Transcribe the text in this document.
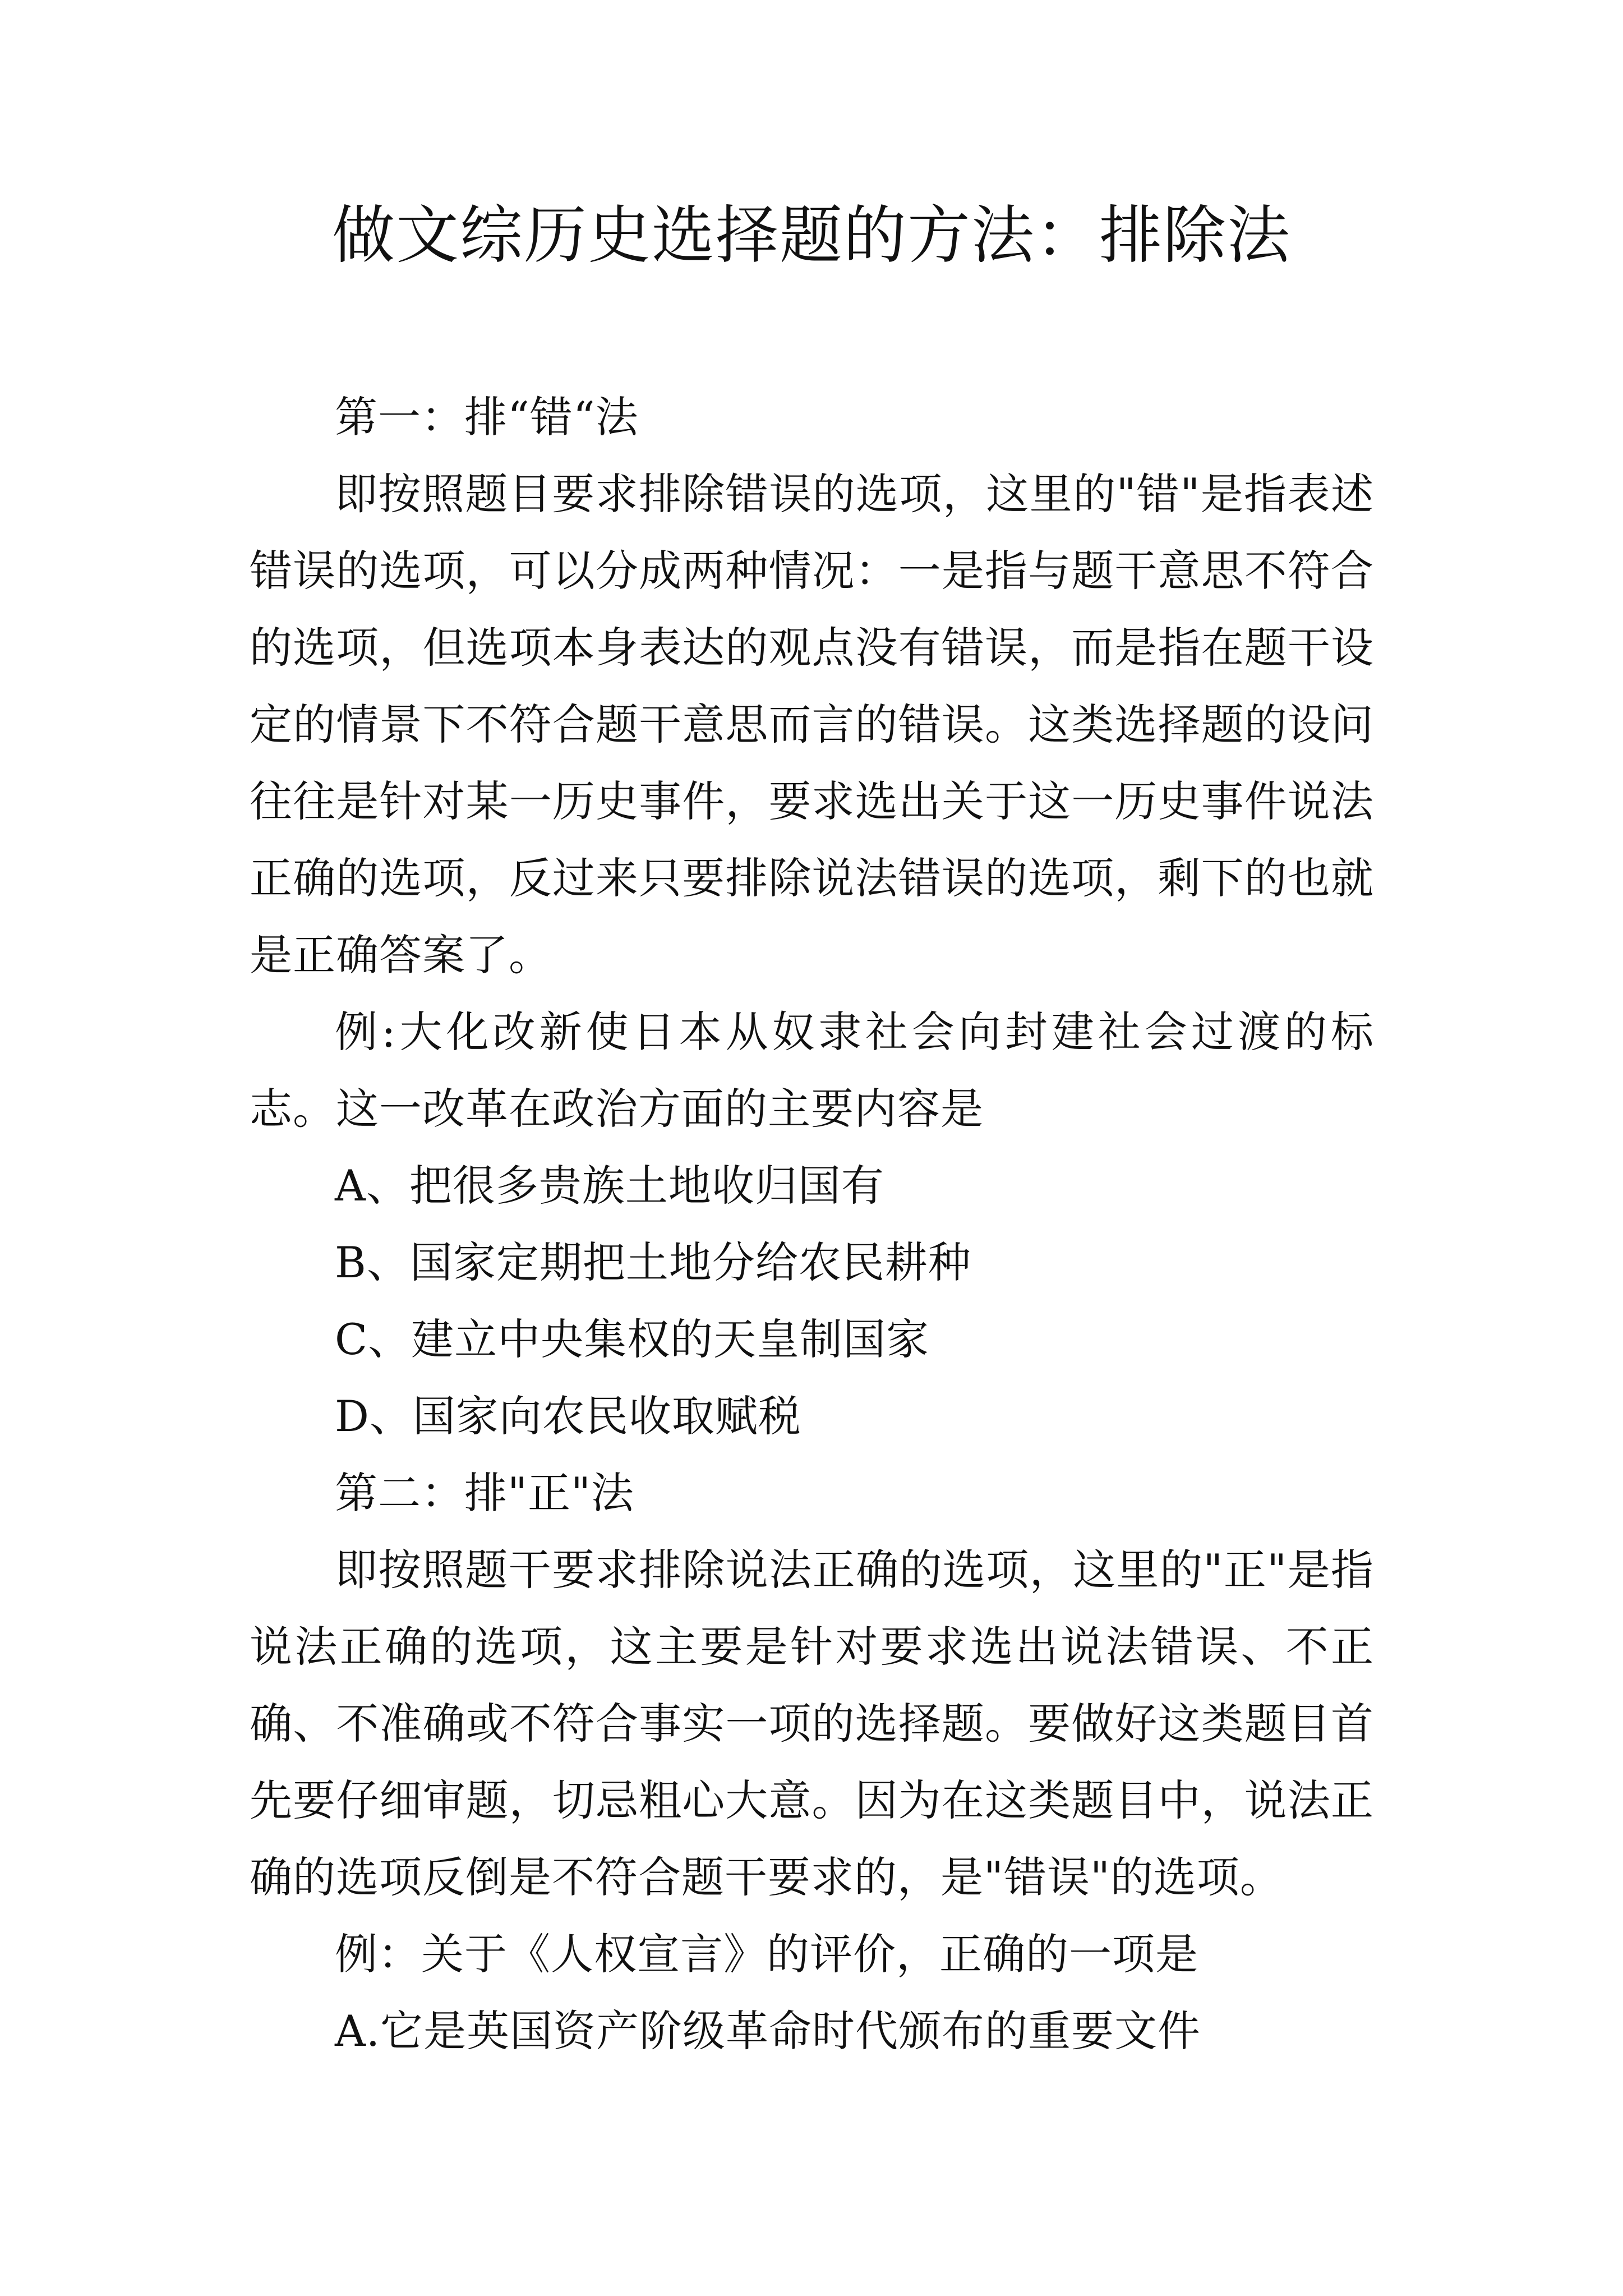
做文综历史选择题的方法：排除法

第一：排“错“法

即按照题目要求排除错误的选项，这里的"错"是指表述错误的选项，可以分成两种情况：一是指与题干意思不符合的选项，但选项本身表达的观点没有错误，而是指在题干设定的情景下不符合题干意思而言的错误。这类选择题的设问往往是针对某一历史事件，要求选出关于这一历史事件说法正确的选项，反过来只要排除说法错误的选项，剩下的也就是正确答案了。

例:大化改新使日本从奴隶社会向封建社会过渡的标志。这一改革在政治方面的主要内容是

A、把很多贵族土地收归国有

B、国家定期把土地分给农民耕种

C、建立中央集权的天皇制国家

D、国家向农民收取赋税

第二：排"正"法

即按照题干要求排除说法正确的选项，这里的"正"是指说法正确的选项，这主要是针对要求选出说法错误、不正确、不准确或不符合事实一项的选择题。要做好这类题目首先要仔细审题，切忌粗心大意。因为在这类题目中，说法正确的选项反倒是不符合题干要求的，是"错误"的选项。

例：关于《人权宣言》的评价，正确的一项是

A.它是英国资产阶级革命时代颁布的重要文件
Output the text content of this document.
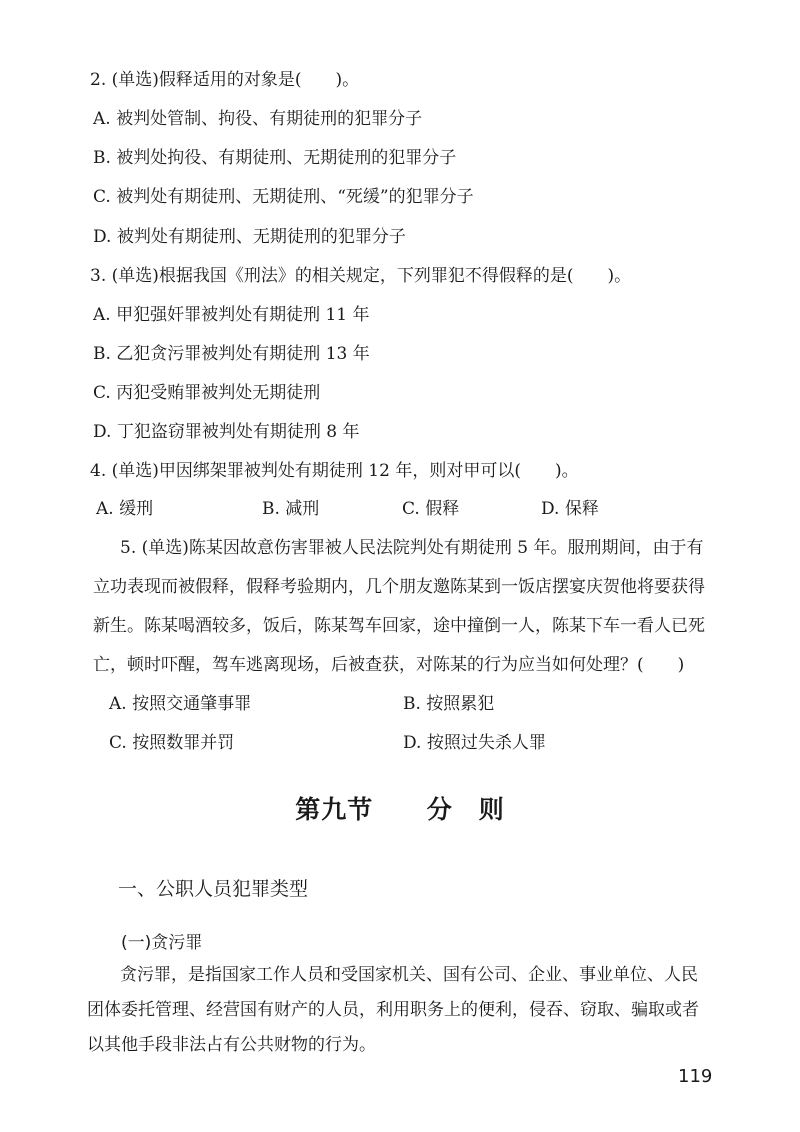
2. (单选)假释适用的对象是(　　)。
A. 被判处管制、拘役、有期徒刑的犯罪分子
B. 被判处拘役、有期徒刑、无期徒刑的犯罪分子
C. 被判处有期徒刑、无期徒刑、“死缓”的犯罪分子
D. 被判处有期徒刑、无期徒刑的犯罪分子
3. (单选)根据我国《刑法》的相关规定，下列罪犯不得假释的是(　　)。
A. 甲犯强奸罪被判处有期徒刑 11 年
B. 乙犯贪污罪被判处有期徒刑 13 年
C. 丙犯受贿罪被判处无期徒刑
D. 丁犯盗窃罪被判处有期徒刑 8 年
4. (单选)甲因绑架罪被判处有期徒刑 12 年，则对甲可以(　　)。
A. 缓刑	B. 减刑	C. 假释	D. 保释
5. (单选)陈某因故意伤害罪被人民法院判处有期徒刑 5 年。服刑期间，由于有
立功表现而被假释，假释考验期内，几个朋友邀陈某到一饭店摆宴庆贺他将要获得
新生。陈某喝酒较多，饭后，陈某驾车回家，途中撞倒一人，陈某下车一看人已死
亡，顿时吓醒，驾车逃离现场，后被查获，对陈某的行为应当如何处理？(　　)
A. 按照交通肇事罪	B. 按照累犯
C. 按照数罪并罚	D. 按照过失杀人罪
第九节 分　则
一、公职人员犯罪类型
(一)贪污罪
贪污罪，是指国家工作人员和受国家机关、国有公司、企业、事业单位、人民
团体委托管理、经营国有财产的人员，利用职务上的便利，侵吞、窃取、骗取或者
以其他手段非法占有公共财物的行为。
119
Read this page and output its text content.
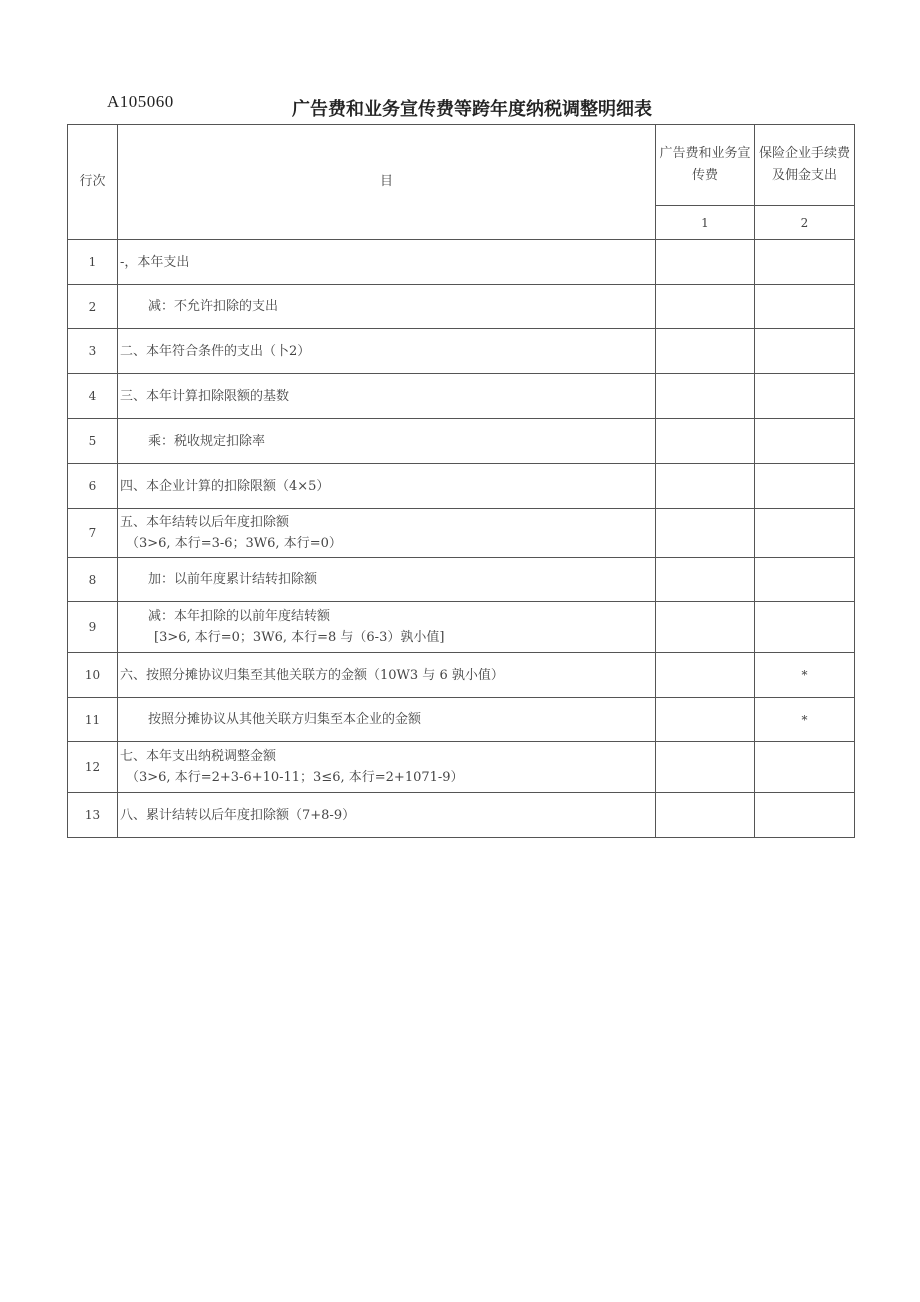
A105060	广告费和业务宣传费等跨年度纳税调整明细表
行次	目	广告费和业务宣传费	保险企业手续费及佣金支出
		1	2
1	-，本年支出		
2	减：不允许扣除的支出		
3	二、本年符合条件的支出（卜2）		
4	三、本年计算扣除限额的基数		
5	乘：税收规定扣除率		
6	四、本企业计算的扣除限额（4×5）		
7	五、本年结转以后年度扣除额
（3>6, 本行=3-6；3W6, 本行=0）		

8	加：以前年度累计结转扣除额		
9	减：本年扣除的以前年度结转额
[3>6, 本行=0；3W6, 本行=8 与（6-3）孰小值]		

10	六、按照分摊协议归集至其他关联方的金额（10W3 与 6 孰小值）		*
11	按照分摊协议从其他关联方归集至本企业的金额		*
12	七、本年支出纳税调整金额
（3>6, 本行=2+3-6+10-11；3≤6, 本行=2+1071-9）		

13	八、累计结转以后年度扣除额（7+8-9）		
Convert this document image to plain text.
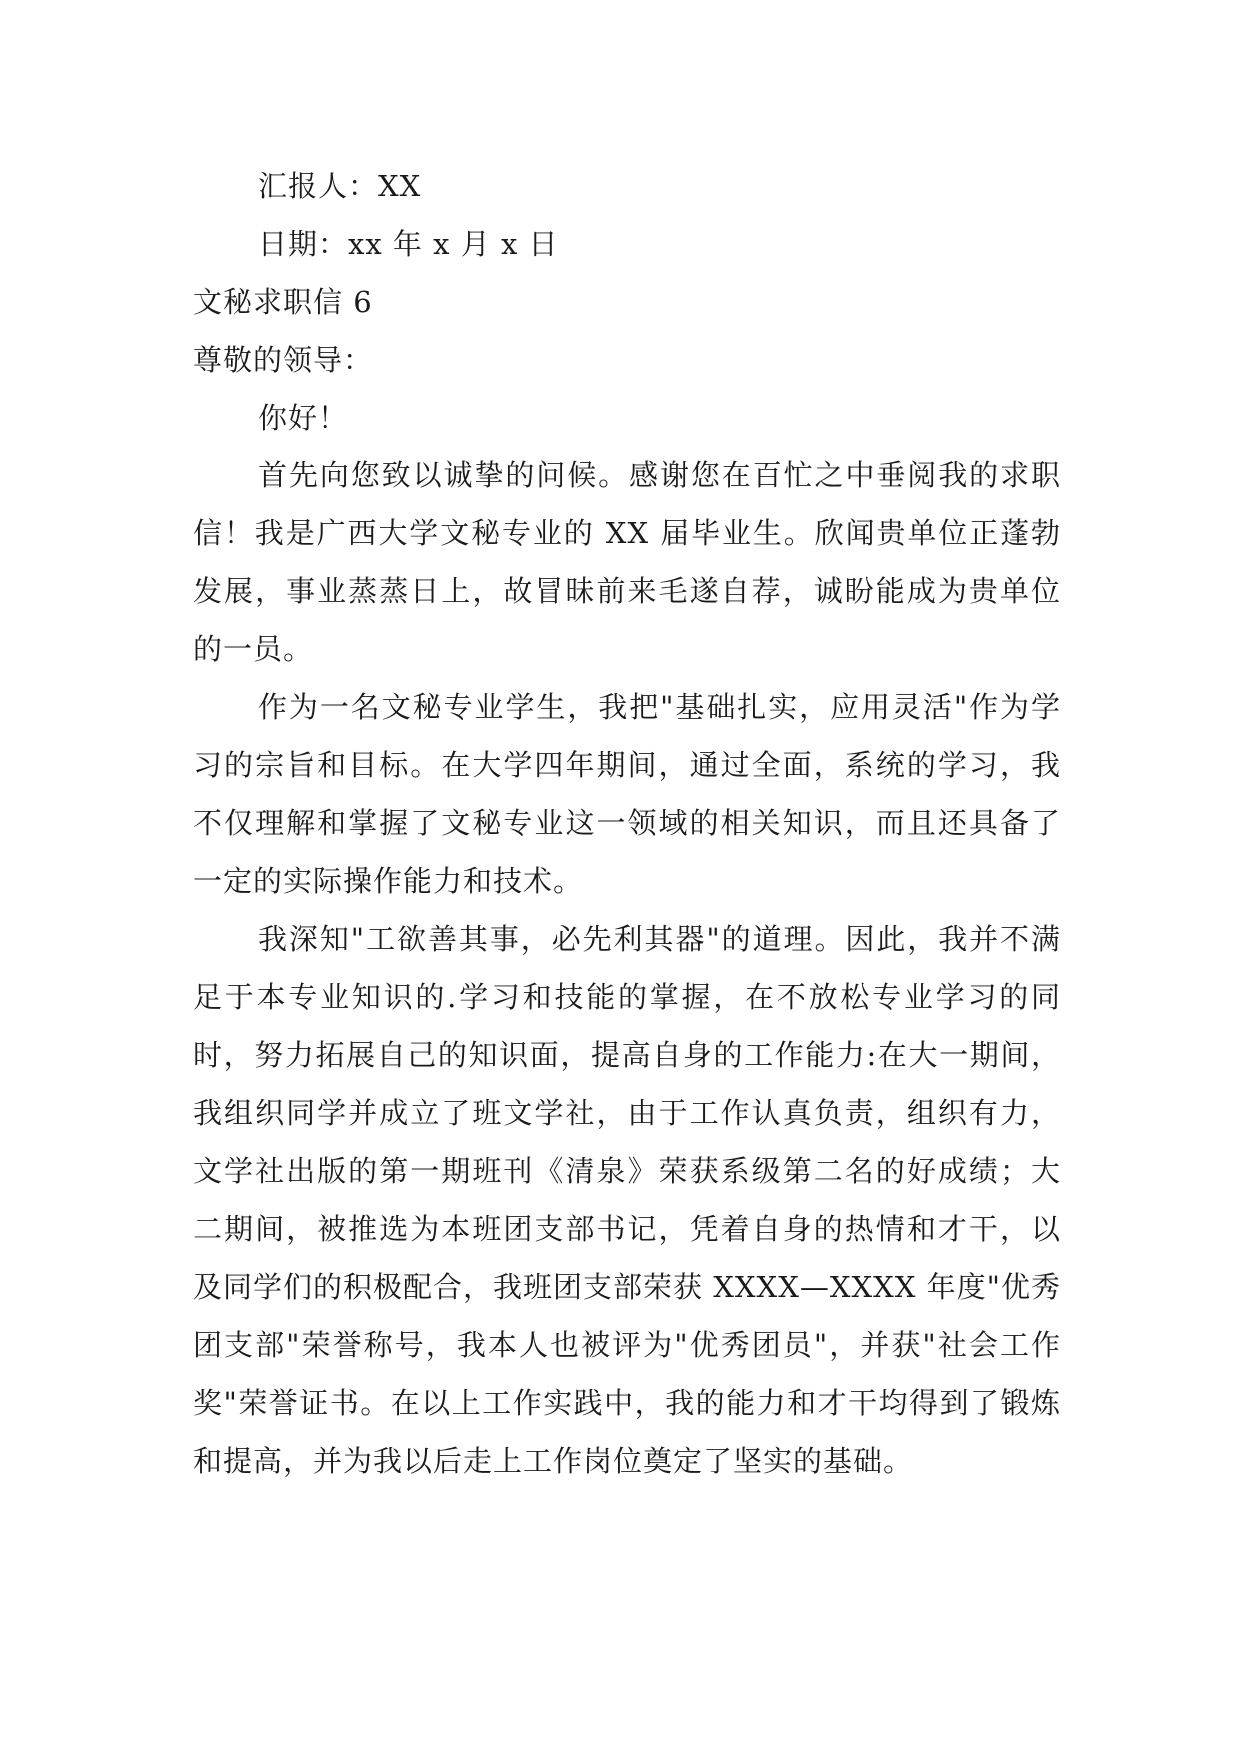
汇报人：XX
日期：xx 年 x 月 x 日
文秘求职信 6
尊敬的领导：
你好！

首先向您致以诚挚的问候。感谢您在百忙之中垂阅我的求职信！我是广西大学文秘专业的 XX 届毕业生。欣闻贵单位正蓬勃发展，事业蒸蒸日上，故冒昧前来毛遂自荐，诚盼能成为贵单位的一员。

作为一名文秘专业学生，我把"基础扎实，应用灵活"作为学习的宗旨和目标。在大学四年期间，通过全面，系统的学习，我不仅理解和掌握了文秘专业这一领域的相关知识，而且还具备了一定的实际操作能力和技术。

我深知"工欲善其事，必先利其器"的道理。因此，我并不满足于本专业知识的.学习和技能的掌握，在不放松专业学习的同时，努力拓展自己的知识面，提高自身的工作能力:在大一期间，我组织同学并成立了班文学社，由于工作认真负责，组织有力，文学社出版的第一期班刊《清泉》荣获系级第二名的好成绩；大二期间，被推选为本班团支部书记，凭着自身的热情和才干，以及同学们的积极配合，我班团支部荣获 XXXX—XXXX 年度"优秀团支部"荣誉称号，我本人也被评为"优秀团员"，并获"社会工作奖"荣誉证书。在以上工作实践中，我的能力和才干均得到了锻炼和提高，并为我以后走上工作岗位奠定了坚实的基础。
########
Take every line from the data that contains the word "text".

Transcribe the text in this document.
Output the text content of this document.
Read this page and output its text content.
Convert this document image to plain text.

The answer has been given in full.